-- Begin Source material --

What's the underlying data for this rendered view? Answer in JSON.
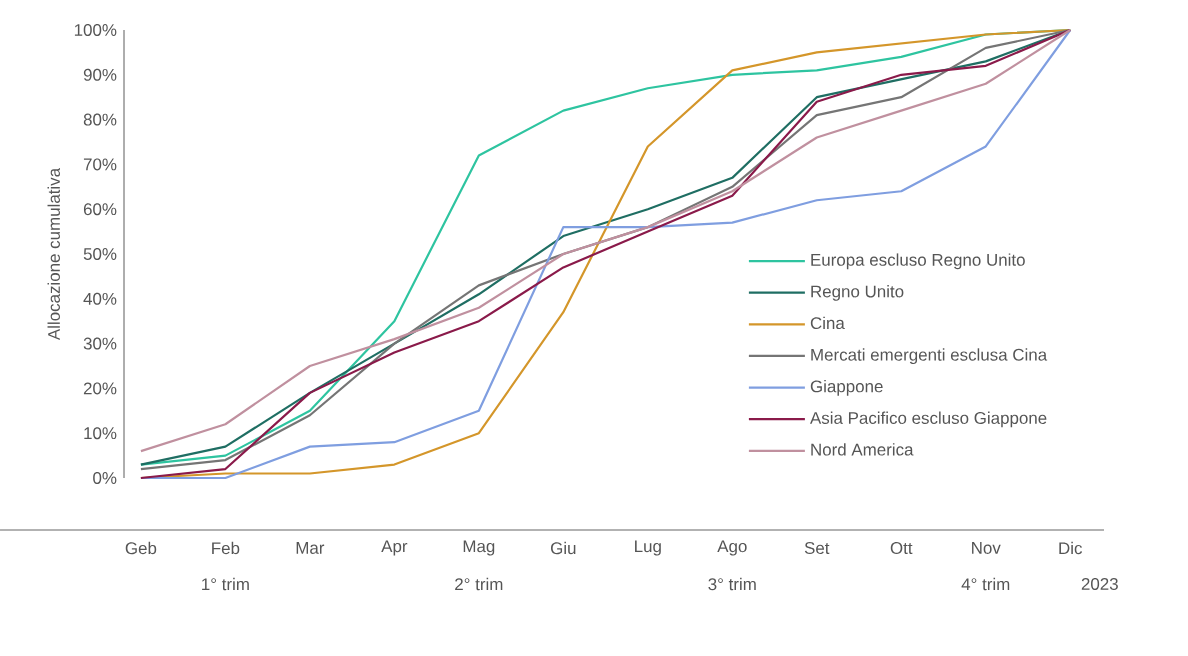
{
  "chart_data": {
    "type": "line",
    "ylabel": "Allocazione cumulativa",
    "categories": [
      "Geb",
      "Feb",
      "Mar",
      "Apr",
      "Mag",
      "Giu",
      "Lug",
      "Ago",
      "Set",
      "Ott",
      "Nov",
      "Dic"
    ],
    "ylim": [
      0,
      100
    ],
    "yticks": [
      {
        "value": 0,
        "label": "0%"
      },
      {
        "value": 10,
        "label": "10%"
      },
      {
        "value": 20,
        "label": "20%"
      },
      {
        "value": 30,
        "label": "30%"
      },
      {
        "value": 40,
        "label": "40%"
      },
      {
        "value": 50,
        "label": "50%"
      },
      {
        "value": 60,
        "label": "60%"
      },
      {
        "value": 70,
        "label": "70%"
      },
      {
        "value": 80,
        "label": "80%"
      },
      {
        "value": 90,
        "label": "90%"
      },
      {
        "value": 100,
        "label": "100%"
      }
    ],
    "series": [
      {
        "name": "Europa escluso Regno Unito",
        "color": "#2ec4a0",
        "values": [
          3,
          5,
          15,
          35,
          72,
          82,
          87,
          90,
          91,
          94,
          99,
          100
        ]
      },
      {
        "name": "Regno Unito",
        "color": "#1f6e63",
        "values": [
          3,
          7,
          19,
          30,
          41,
          54,
          60,
          67,
          85,
          89,
          93,
          100
        ]
      },
      {
        "name": "Cina",
        "color": "#d4962a",
        "values": [
          0,
          1,
          1,
          3,
          10,
          37,
          74,
          91,
          95,
          97,
          99,
          100
        ]
      },
      {
        "name": "Mercati emergenti esclusa Cina",
        "color": "#757575",
        "values": [
          2,
          4,
          14,
          30,
          43,
          50,
          56,
          65,
          81,
          85,
          96,
          100
        ]
      },
      {
        "name": "Giappone",
        "color": "#7f9ee0",
        "values": [
          0,
          0,
          7,
          8,
          15,
          56,
          56,
          57,
          62,
          64,
          74,
          100
        ]
      },
      {
        "name": "Asia Pacifico escluso Giappone",
        "color": "#8a1a4a",
        "values": [
          0,
          2,
          19,
          28,
          35,
          47,
          55,
          63,
          84,
          90,
          92,
          100
        ]
      },
      {
        "name": "Nord America",
        "color": "#c0909f",
        "values": [
          6,
          12,
          25,
          31,
          38,
          50,
          56,
          64,
          76,
          82,
          88,
          100
        ]
      }
    ],
    "annotations": [
      "1° trim",
      "2° trim",
      "3° trim",
      "4° trim",
      "2023"
    ],
    "legend": "bottom right",
    "grid": false,
    "marker": "none",
    "line_style": "solid"
  }
}
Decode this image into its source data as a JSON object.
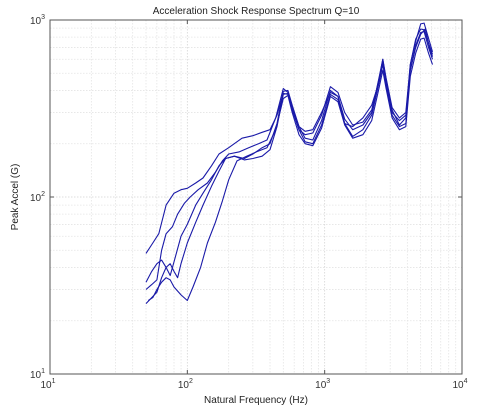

-- End Source material --

Problem description
Keep only the lines that hold the string "Regno", and copy them out.

Complete answer
        "name": "Europa escluso Regno Unito",
        "name": "Regno Unito",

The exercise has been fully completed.